**Data for this task**
-- begin --

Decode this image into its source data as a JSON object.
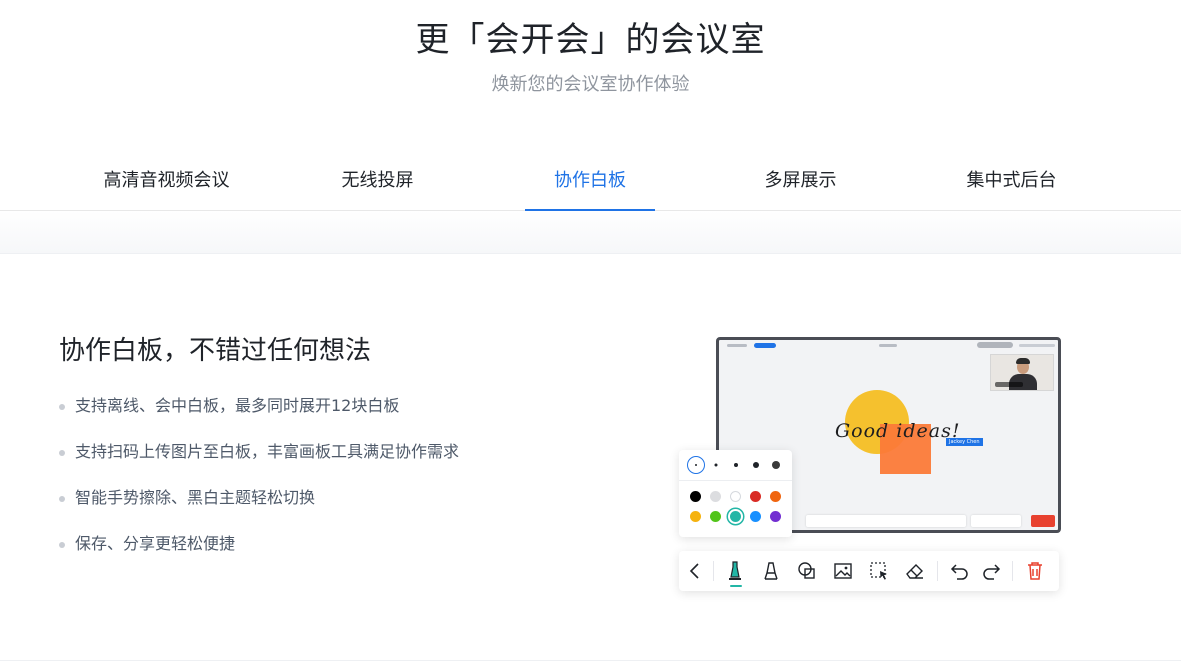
{
  "hero": {
    "title": "更「会开会」的会议室",
    "subtitle": "焕新您的会议室协作体验"
  },
  "tabs": [
    {
      "label": "高清音视频会议",
      "active": false
    },
    {
      "label": "无线投屏",
      "active": false
    },
    {
      "label": "协作白板",
      "active": true
    },
    {
      "label": "多屏展示",
      "active": false
    },
    {
      "label": "集中式后台",
      "active": false
    }
  ],
  "feature": {
    "title": "协作白板，不错过任何想法",
    "points": [
      "支持离线、会中白板，最多同时展开12块白板",
      "支持扫码上传图片至白板，丰富画板工具满足协作需求",
      "智能手势擦除、黑白主题轻松切换",
      "保存、分享更轻松便捷"
    ]
  },
  "whiteboard": {
    "handwriting": "Good ideas!",
    "cursor_name": "Jackey Chen"
  },
  "colors": {
    "accent": "#1f73e6",
    "selected_pen": "#23b6a6",
    "palette": [
      "#000000",
      "#dcdde0",
      "#ffffff",
      "#d92b25",
      "#f0650f",
      "#f5b20f",
      "#52c41a",
      "#23b6a6",
      "#1890ff",
      "#722ed1"
    ]
  },
  "toolbar": {
    "tools": [
      "back-icon",
      "pen-icon",
      "highlighter-icon",
      "shapes-icon",
      "image-icon",
      "select-icon",
      "eraser-icon",
      "undo-icon",
      "redo-icon",
      "delete-icon"
    ]
  }
}
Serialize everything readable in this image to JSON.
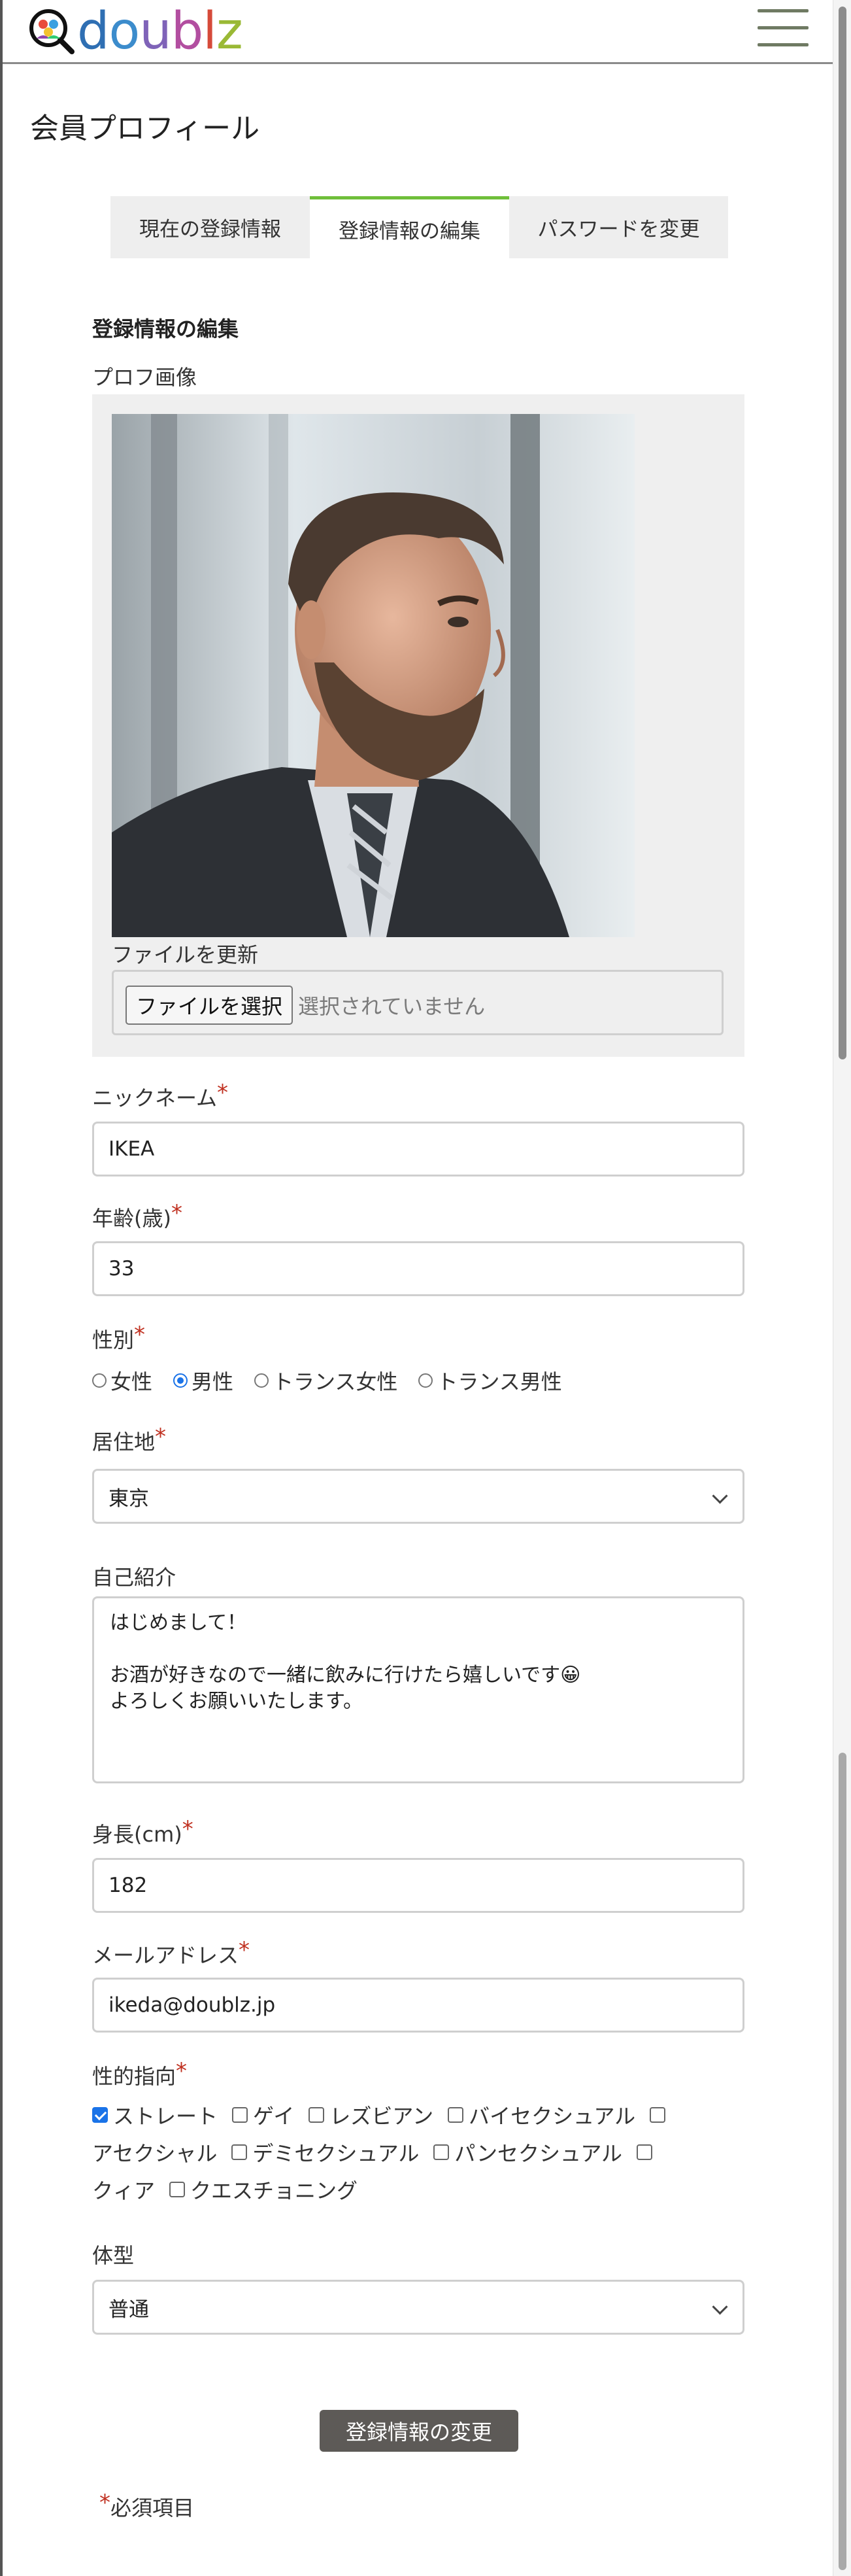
{
  "brand": {
    "name": "doublz"
  },
  "page_title": "会員プロフィール",
  "tabs": [
    {
      "label": "現在の登録情報",
      "active": false
    },
    {
      "label": "登録情報の編集",
      "active": true
    },
    {
      "label": "パスワードを変更",
      "active": false
    }
  ],
  "form": {
    "section_title": "登録情報の編集",
    "photo": {
      "label": "プロフ画像",
      "update_label": "ファイルを更新",
      "choose_button": "ファイルを選択",
      "file_status": "選択されていません"
    },
    "nickname": {
      "label": "ニックネーム",
      "value": "IKEA"
    },
    "age": {
      "label": "年齢(歳)",
      "value": "33"
    },
    "gender": {
      "label": "性別",
      "options": [
        "女性",
        "男性",
        "トランス女性",
        "トランス男性"
      ],
      "selected": "男性"
    },
    "residence": {
      "label": "居住地",
      "value": "東京"
    },
    "bio": {
      "label": "自己紹介",
      "value": "はじめまして！\n\nお酒が好きなので一緒に飲みに行けたら嬉しいです😀\nよろしくお願いいたします。"
    },
    "height": {
      "label": "身長(cm)",
      "value": "182"
    },
    "email": {
      "label": "メールアドレス",
      "value": "ikeda@doublz.jp"
    },
    "orientation": {
      "label": "性的指向",
      "options": [
        "ストレート",
        "ゲイ",
        "レズビアン",
        "バイセクシュアル",
        "アセクシャル",
        "デミセクシュアル",
        "パンセクシュアル",
        "クィア",
        "クエスチョニング"
      ],
      "checked": [
        "ストレート"
      ]
    },
    "body_type": {
      "label": "体型",
      "value": "普通"
    },
    "submit_label": "登録情報の変更",
    "required_mark": "*",
    "required_note": "必須項目"
  },
  "colors": {
    "accent_tab": "#6fbf3a",
    "required": "#c03020",
    "checked": "#1a73e8",
    "button": "#5d5a57"
  }
}
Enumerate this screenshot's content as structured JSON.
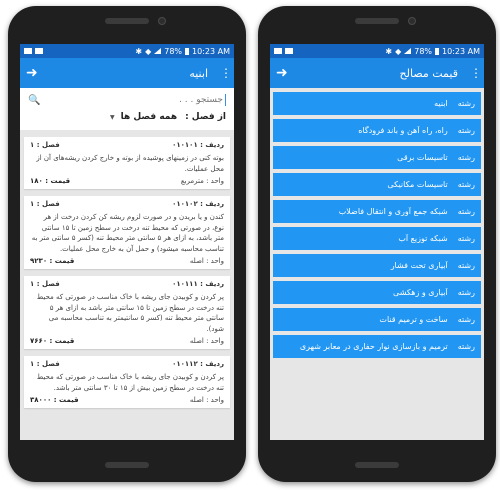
{
  "status": {
    "battery": "78%",
    "time": "10:23 AM"
  },
  "left": {
    "title": "ابنیه",
    "search_placeholder": "جستجو . . .",
    "season_label": "از فصل :",
    "season_value": "همه فصل ها",
    "cards": [
      {
        "chapter": "فصل : ۱",
        "row": "ردیف : ۰۱۰۱۰۱",
        "desc": "بوته کنی در زمینهای پوشیده از بوته و خارج کردن ریشه‌های آن از محل عملیات.",
        "unit": "واحد : مترمربع",
        "price": "قیمت : ۱۸۰"
      },
      {
        "chapter": "فصل : ۱",
        "row": "ردیف : ۰۱۰۱۰۲",
        "desc": "کندن و یا بریدن و در صورت لزوم ریشه کن کردن درخت از هر نوع، در صورتی که محیط تنه درخت در سطح زمین تا ۱۵ سانتی متر باشد، به ازای هر ۵ سانتی متر محیط تنه (کسر ۵ سانتی متر به تناسب محاسبه میشود) و حمل آن به خارج محل عملیات.",
        "unit": "واحد : اصله",
        "price": "قیمت : ۹۲۳۰"
      },
      {
        "chapter": "فصل : ۱",
        "row": "ردیف : ۰۱۰۱۱۱",
        "desc": "پر کردن و کوبیدن جای ریشه با خاک مناسب در صورتی که محیط تنه درخت در سطح زمین تا ۱۵ سانتی متر باشد به ازای هر ۵ سانتی متر محیط تنه (کسر ۵ سانتیمتر به تناسب محاسبه می شود).",
        "unit": "واحد : اصله",
        "price": "قیمت : ۷۶۶۰"
      },
      {
        "chapter": "فصل : ۱",
        "row": "ردیف : ۰۱۰۱۱۲",
        "desc": "پر کردن و کوبیدن جای ریشه با خاک مناسب در صورتی که محیط تنه درخت در سطح زمین بیش از ۱۵ تا ۳۰ سانتی متر باشد.",
        "unit": "واحد : اصله",
        "price": "قیمت : ۳۸۰۰۰"
      }
    ]
  },
  "right": {
    "title": "قیمت مصالح",
    "prefix": "رشته",
    "items": [
      "ابنیه",
      "راه، راه آهن و باند فرودگاه",
      "تاسیسات برقی",
      "تاسیسات مکانیکی",
      "شبکه جمع آوری و انتقال فاضلاب",
      "شبکه توزیع آب",
      "آبیاری تحت فشار",
      "آبیاری و زهکشی",
      "ساخت و ترمیم قنات",
      "ترمیم و بازسازی نوار حفاری در معابر شهری"
    ]
  }
}
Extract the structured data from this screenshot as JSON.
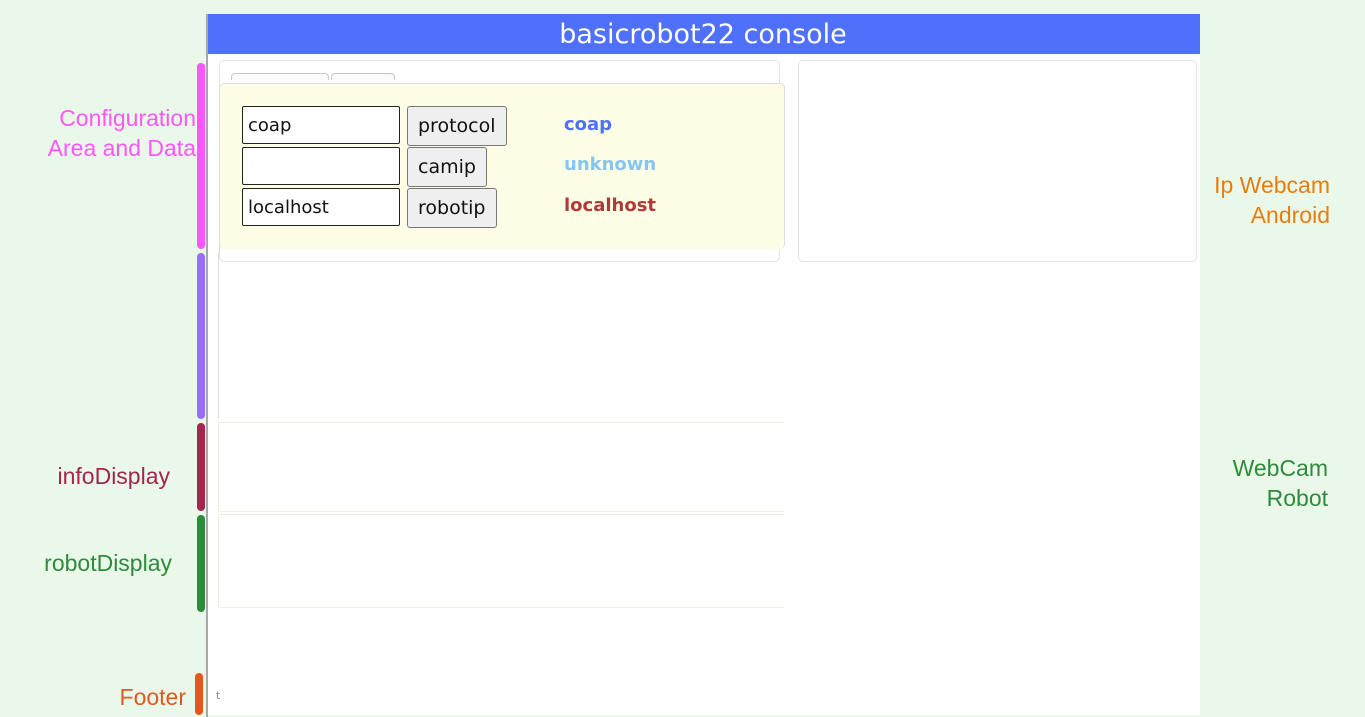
{
  "title": "basicrobot22 console",
  "annotations": {
    "configuration": "Configuration\nArea and Data",
    "ip_webcam": "Ip Webcam\nAndroid",
    "info_display": "infoDisplay",
    "robot_display": "robotDisplay",
    "webcam_robot": "WebCam\nRobot",
    "footer": "Footer"
  },
  "config": {
    "protocol": {
      "input_value": "coap",
      "button_label": "protocol",
      "current_value": "coap",
      "value_color": "#4e70fb"
    },
    "camip": {
      "input_value": "",
      "button_label": "camip",
      "current_value": "unknown",
      "value_color": "#86c5f0"
    },
    "robotip": {
      "input_value": "localhost",
      "button_label": "robotip",
      "current_value": "localhost",
      "value_color": "#b03a3a"
    }
  },
  "footer_text": "t",
  "colors": {
    "title_bar": "#4e70fb",
    "configuration": "#ff55ff",
    "area_bar": "#9a6cff",
    "info_display": "#a3264f",
    "robot_display": "#2e8b3a",
    "ip_webcam": "#e87d0d",
    "webcam_robot": "#2e8b3a",
    "footer": "#e05a1e"
  }
}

-- end --

**Task**
Retype the whole listing, keeping every line identical and omitting all pictures.

**Output for this exercise**
Decode this image into its source data as a JSON object.
{
  "hero": {
    "title": "更「会开会」的会议室",
    "subtitle": "焕新您的会议室协作体验"
  },
  "tabs": [
    {
      "label": "高清音视频会议",
      "active": false
    },
    {
      "label": "无线投屏",
      "active": false
    },
    {
      "label": "协作白板",
      "active": true
    },
    {
      "label": "多屏展示",
      "active": false
    },
    {
      "label": "集中式后台",
      "active": false
    }
  ],
  "feature": {
    "title": "协作白板，不错过任何想法",
    "points": [
      "支持离线、会中白板，最多同时展开12块白板",
      "支持扫码上传图片至白板，丰富画板工具满足协作需求",
      "智能手势擦除、黑白主题轻松切换",
      "保存、分享更轻松便捷"
    ]
  },
  "whiteboard": {
    "handwriting": "Good ideas!",
    "cursor_name": "Jackey Chen"
  },
  "colors": {
    "accent": "#1f73e6",
    "selected_pen": "#23b6a6",
    "palette": [
      "#000000",
      "#dcdde0",
      "#ffffff",
      "#d92b25",
      "#f0650f",
      "#f5b20f",
      "#52c41a",
      "#23b6a6",
      "#1890ff",
      "#722ed1"
    ]
  },
  "toolbar": {
    "tools": [
      "back-icon",
      "pen-icon",
      "highlighter-icon",
      "shapes-icon",
      "image-icon",
      "select-icon",
      "eraser-icon",
      "undo-icon",
      "redo-icon",
      "delete-icon"
    ]
  }
}
Serialize everything readable in this image to JSON.
{
  "brand": {
    "name": "doublz"
  },
  "page_title": "会員プロフィール",
  "tabs": [
    {
      "label": "現在の登録情報",
      "active": false
    },
    {
      "label": "登録情報の編集",
      "active": true
    },
    {
      "label": "パスワードを変更",
      "active": false
    }
  ],
  "form": {
    "section_title": "登録情報の編集",
    "photo": {
      "label": "プロフ画像",
      "update_label": "ファイルを更新",
      "choose_button": "ファイルを選択",
      "file_status": "選択されていません"
    },
    "nickname": {
      "label": "ニックネーム",
      "value": "IKEA"
    },
    "age": {
      "label": "年齢(歳)",
      "value": "33"
    },
    "gender": {
      "label": "性別",
      "options": [
        "女性",
        "男性",
        "トランス女性",
        "トランス男性"
      ],
      "selected": "男性"
    },
    "residence": {
      "label": "居住地",
      "value": "東京"
    },
    "bio": {
      "label": "自己紹介",
      "value": "はじめまして！\n\nお酒が好きなので一緒に飲みに行けたら嬉しいです😀\nよろしくお願いいたします。"
    },
    "height": {
      "label": "身長(cm)",
      "value": "182"
    },
    "email": {
      "label": "メールアドレス",
      "value": "ikeda@doublz.jp"
    },
    "orientation": {
      "label": "性的指向",
      "options": [
        "ストレート",
        "ゲイ",
        "レズビアン",
        "バイセクシュアル",
        "アセクシャル",
        "デミセクシュアル",
        "パンセクシュアル",
        "クィア",
        "クエスチョニング"
      ],
      "checked": [
        "ストレート"
      ]
    },
    "body_type": {
      "label": "体型",
      "value": "普通"
    },
    "submit_label": "登録情報の変更",
    "required_mark": "*",
    "required_note": "必須項目"
  },
  "colors": {
    "accent_tab": "#6fbf3a",
    "required": "#c03020",
    "checked": "#1a73e8",
    "button": "#5d5a57"
  }
}
Enumerate this screenshot's content as structured JSON.
{
  "status": {
    "battery": "78%",
    "time": "10:23 AM"
  },
  "left": {
    "title": "ابنیه",
    "search_placeholder": "جستجو . . .",
    "season_label": "از فصل :",
    "season_value": "همه فصل ها",
    "cards": [
      {
        "chapter": "فصل : ۱",
        "row": "ردیف : ۰۱۰۱۰۱",
        "desc": "بوته کنی در زمینهای پوشیده از بوته و خارج کردن ریشه‌های آن از محل عملیات.",
        "unit": "واحد : مترمربع",
        "price": "قیمت : ۱۸۰"
      },
      {
        "chapter": "فصل : ۱",
        "row": "ردیف : ۰۱۰۱۰۲",
        "desc": "کندن و یا بریدن و در صورت لزوم ریشه کن کردن درخت از هر نوع، در صورتی که محیط تنه درخت در سطح زمین تا ۱۵ سانتی متر باشد، به ازای هر ۵ سانتی متر محیط تنه (کسر ۵ سانتی متر به تناسب محاسبه میشود) و حمل آن به خارج محل عملیات.",
        "unit": "واحد : اصله",
        "price": "قیمت : ۹۲۳۰"
      },
      {
        "chapter": "فصل : ۱",
        "row": "ردیف : ۰۱۰۱۱۱",
        "desc": "پر کردن و کوبیدن جای ریشه با خاک مناسب در صورتی که محیط تنه درخت در سطح زمین تا ۱۵ سانتی متر باشد به ازای هر ۵ سانتی متر محیط تنه (کسر ۵ سانتیمتر به تناسب محاسبه می شود).",
        "unit": "واحد : اصله",
        "price": "قیمت : ۷۶۶۰"
      },
      {
        "chapter": "فصل : ۱",
        "row": "ردیف : ۰۱۰۱۱۲",
        "desc": "پر کردن و کوبیدن جای ریشه با خاک مناسب در صورتی که محیط تنه درخت در سطح زمین بیش از ۱۵ تا ۳۰ سانتی متر باشد.",
        "unit": "واحد : اصله",
        "price": "قیمت : ۳۸۰۰۰"
      }
    ]
  },
  "right": {
    "title": "قیمت مصالح",
    "prefix": "رشته",
    "items": [
      "ابنیه",
      "راه، راه آهن و باند فرودگاه",
      "تاسیسات برقی",
      "تاسیسات مکانیکی",
      "شبکه جمع آوری و انتقال فاضلاب",
      "شبکه توزیع آب",
      "آبیاری تحت فشار",
      "آبیاری و زهکشی",
      "ساخت و ترمیم قنات",
      "ترمیم و بازسازی نوار حفاری در معابر شهری"
    ]
  }
}
Extract the structured data from this screenshot as JSON.
{
  "title": "basicrobot22 console",
  "annotations": {
    "configuration": "Configuration\nArea and Data",
    "ip_webcam": "Ip Webcam\nAndroid",
    "info_display": "infoDisplay",
    "robot_display": "robotDisplay",
    "webcam_robot": "WebCam\nRobot",
    "footer": "Footer"
  },
  "config": {
    "protocol": {
      "input_value": "coap",
      "button_label": "protocol",
      "current_value": "coap",
      "value_color": "#4e70fb"
    },
    "camip": {
      "input_value": "",
      "button_label": "camip",
      "current_value": "unknown",
      "value_color": "#86c5f0"
    },
    "robotip": {
      "input_value": "localhost",
      "button_label": "robotip",
      "current_value": "localhost",
      "value_color": "#b03a3a"
    }
  },
  "footer_text": "t",
  "colors": {
    "title_bar": "#4e70fb",
    "configuration": "#ff55ff",
    "area_bar": "#9a6cff",
    "info_display": "#a3264f",
    "robot_display": "#2e8b3a",
    "ip_webcam": "#e87d0d",
    "webcam_robot": "#2e8b3a",
    "footer": "#e05a1e"
  }
}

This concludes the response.